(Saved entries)
■ ■ ■ ■

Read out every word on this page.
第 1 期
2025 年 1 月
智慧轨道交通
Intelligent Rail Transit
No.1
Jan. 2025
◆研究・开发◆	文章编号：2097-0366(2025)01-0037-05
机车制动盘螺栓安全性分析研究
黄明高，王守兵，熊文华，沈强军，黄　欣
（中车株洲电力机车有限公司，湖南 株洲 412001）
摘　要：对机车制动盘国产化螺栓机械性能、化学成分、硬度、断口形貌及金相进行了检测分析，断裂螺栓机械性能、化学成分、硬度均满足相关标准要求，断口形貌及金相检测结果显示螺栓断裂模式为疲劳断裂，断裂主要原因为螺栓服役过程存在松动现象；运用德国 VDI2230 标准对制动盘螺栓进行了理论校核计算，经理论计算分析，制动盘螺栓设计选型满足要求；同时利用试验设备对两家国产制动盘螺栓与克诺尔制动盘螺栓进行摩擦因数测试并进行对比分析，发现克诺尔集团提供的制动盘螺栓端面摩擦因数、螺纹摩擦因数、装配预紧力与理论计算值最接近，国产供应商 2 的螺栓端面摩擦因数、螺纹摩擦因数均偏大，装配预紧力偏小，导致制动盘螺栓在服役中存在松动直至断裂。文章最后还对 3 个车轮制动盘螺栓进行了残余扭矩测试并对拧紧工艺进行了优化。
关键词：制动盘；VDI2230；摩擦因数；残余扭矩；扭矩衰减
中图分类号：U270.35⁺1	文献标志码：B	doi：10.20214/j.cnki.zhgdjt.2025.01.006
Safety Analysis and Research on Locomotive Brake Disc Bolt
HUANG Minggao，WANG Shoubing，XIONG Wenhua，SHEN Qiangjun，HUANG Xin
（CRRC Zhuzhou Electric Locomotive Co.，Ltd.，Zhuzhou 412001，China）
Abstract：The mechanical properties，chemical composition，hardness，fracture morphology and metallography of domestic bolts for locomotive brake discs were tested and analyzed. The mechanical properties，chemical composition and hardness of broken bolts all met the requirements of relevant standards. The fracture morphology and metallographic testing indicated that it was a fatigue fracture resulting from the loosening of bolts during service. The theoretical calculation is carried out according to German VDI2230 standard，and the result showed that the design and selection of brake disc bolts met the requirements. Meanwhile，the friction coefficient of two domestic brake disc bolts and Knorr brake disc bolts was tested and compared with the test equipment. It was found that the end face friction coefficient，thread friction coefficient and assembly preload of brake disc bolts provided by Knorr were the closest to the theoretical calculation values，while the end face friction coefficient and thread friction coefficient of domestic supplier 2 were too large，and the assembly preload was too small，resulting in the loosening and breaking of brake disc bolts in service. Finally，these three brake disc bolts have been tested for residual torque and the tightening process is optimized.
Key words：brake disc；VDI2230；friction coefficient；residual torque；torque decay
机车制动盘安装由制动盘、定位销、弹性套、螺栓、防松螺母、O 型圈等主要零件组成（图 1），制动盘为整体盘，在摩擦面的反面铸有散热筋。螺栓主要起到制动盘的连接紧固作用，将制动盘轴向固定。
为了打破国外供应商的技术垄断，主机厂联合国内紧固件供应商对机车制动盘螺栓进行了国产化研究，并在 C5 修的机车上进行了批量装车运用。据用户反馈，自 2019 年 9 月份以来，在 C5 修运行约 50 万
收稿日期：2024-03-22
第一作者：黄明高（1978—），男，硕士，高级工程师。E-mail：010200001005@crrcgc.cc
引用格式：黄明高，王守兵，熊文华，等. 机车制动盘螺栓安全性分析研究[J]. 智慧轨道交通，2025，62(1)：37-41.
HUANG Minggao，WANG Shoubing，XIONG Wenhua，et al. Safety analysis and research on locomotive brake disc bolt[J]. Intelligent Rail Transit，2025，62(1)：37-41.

■ ■ ■ ■

> Set task: Of the lines in the listing, how many hold the word "HUANG"? Nothing but the number is needed.

> Output: 2